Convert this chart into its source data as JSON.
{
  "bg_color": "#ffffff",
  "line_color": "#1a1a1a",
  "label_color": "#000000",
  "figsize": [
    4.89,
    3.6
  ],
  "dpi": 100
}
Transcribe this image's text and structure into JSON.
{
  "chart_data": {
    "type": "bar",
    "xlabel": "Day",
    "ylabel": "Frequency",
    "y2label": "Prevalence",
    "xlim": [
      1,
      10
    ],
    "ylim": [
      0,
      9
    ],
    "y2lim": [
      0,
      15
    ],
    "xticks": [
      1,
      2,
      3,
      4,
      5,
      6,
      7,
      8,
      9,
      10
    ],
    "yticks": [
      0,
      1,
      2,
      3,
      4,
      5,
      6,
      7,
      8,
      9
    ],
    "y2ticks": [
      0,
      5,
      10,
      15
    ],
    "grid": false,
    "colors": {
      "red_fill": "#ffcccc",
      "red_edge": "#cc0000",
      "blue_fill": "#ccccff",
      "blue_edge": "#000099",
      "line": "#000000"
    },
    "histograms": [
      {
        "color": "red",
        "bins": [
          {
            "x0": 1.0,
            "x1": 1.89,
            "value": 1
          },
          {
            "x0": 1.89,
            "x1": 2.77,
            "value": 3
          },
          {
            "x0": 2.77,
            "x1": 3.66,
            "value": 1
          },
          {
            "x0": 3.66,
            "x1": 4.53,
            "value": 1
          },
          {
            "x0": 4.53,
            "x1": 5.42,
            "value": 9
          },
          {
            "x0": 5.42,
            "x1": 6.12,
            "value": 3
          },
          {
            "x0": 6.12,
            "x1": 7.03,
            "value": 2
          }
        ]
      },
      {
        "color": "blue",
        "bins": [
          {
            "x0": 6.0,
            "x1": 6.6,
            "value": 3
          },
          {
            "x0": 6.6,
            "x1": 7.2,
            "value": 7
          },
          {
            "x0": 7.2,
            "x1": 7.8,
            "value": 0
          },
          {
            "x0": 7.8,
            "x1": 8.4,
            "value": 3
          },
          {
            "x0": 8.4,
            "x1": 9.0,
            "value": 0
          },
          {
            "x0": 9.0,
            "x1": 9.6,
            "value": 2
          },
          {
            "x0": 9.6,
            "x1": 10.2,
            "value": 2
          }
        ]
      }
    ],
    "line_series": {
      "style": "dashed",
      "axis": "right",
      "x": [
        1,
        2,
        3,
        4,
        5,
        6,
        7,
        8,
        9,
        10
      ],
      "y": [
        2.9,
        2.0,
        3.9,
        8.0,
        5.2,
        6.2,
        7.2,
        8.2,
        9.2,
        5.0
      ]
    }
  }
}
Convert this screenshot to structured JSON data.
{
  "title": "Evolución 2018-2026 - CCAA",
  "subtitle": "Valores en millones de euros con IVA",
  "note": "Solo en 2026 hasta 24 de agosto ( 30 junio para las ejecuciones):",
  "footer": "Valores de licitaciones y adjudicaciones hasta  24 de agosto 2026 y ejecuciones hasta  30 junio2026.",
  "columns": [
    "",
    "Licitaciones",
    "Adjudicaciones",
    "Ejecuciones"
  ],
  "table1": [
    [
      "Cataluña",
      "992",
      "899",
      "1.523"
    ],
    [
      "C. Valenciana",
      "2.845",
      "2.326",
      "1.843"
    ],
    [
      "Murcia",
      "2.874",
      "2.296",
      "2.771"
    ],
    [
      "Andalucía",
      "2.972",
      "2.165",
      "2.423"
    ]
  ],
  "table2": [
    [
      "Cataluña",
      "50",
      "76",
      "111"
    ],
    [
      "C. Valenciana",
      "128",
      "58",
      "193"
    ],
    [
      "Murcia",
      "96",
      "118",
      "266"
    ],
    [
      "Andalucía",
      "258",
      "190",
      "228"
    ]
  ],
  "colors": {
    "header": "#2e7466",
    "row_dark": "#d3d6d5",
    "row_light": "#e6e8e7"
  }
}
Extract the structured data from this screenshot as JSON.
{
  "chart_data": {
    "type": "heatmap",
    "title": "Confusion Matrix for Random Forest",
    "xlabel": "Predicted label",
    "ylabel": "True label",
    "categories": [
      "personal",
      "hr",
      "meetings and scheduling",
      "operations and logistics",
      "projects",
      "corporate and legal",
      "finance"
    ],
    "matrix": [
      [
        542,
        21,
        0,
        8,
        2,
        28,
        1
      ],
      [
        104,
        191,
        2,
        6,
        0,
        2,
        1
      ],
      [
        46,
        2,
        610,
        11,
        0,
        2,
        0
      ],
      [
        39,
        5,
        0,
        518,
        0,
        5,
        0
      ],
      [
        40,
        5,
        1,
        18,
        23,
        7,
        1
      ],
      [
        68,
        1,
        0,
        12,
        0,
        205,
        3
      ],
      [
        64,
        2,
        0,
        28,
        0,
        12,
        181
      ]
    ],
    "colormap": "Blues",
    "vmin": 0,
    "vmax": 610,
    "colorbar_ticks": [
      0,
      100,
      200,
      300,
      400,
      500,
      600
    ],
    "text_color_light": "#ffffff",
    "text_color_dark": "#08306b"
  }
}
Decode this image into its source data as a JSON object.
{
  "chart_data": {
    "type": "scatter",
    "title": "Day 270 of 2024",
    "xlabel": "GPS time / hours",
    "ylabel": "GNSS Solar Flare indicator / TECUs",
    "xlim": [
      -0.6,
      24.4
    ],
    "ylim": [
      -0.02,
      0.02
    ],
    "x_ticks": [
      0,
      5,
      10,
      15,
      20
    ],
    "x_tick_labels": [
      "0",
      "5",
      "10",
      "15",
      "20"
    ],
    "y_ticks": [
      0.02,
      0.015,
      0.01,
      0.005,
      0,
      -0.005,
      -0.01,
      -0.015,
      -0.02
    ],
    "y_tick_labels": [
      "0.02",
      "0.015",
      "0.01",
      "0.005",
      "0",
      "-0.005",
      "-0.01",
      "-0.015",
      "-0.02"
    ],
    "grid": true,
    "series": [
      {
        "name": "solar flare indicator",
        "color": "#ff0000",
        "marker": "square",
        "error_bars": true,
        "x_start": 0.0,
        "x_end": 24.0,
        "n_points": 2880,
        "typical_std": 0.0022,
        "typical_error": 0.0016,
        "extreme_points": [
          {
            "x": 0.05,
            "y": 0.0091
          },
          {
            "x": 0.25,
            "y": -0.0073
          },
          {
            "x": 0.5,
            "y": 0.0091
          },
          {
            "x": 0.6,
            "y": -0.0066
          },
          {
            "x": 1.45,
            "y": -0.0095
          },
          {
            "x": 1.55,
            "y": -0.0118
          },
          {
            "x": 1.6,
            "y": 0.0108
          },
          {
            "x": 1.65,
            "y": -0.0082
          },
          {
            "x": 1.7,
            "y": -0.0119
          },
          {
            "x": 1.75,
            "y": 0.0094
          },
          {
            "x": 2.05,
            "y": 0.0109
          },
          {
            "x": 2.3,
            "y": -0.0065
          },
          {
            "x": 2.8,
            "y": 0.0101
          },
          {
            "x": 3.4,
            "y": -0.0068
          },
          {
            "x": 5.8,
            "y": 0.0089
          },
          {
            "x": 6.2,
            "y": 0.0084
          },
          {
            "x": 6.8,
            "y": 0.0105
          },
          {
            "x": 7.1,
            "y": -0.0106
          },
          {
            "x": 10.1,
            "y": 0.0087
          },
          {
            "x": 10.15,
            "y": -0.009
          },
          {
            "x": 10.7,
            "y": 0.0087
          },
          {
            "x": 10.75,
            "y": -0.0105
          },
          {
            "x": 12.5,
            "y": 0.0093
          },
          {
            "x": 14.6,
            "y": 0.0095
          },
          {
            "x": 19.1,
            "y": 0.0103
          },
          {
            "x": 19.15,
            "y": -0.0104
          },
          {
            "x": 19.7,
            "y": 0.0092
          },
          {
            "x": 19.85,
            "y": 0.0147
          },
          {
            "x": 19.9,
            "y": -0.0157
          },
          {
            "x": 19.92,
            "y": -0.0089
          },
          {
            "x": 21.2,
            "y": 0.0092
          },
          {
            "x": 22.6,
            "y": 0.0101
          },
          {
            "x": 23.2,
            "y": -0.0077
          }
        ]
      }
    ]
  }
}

## GIVEN REQUEST
Scan the material above. Copy each line where "this" occurs.

## RESPONSE
Convert this chart into its source data as JSON.
Transcribe this image's text and structure into JSON.
Convert this screenshot to structured JSON data.
Extract the structured data from this screenshot as JSON.
Decode this image into its source data as a JSON object.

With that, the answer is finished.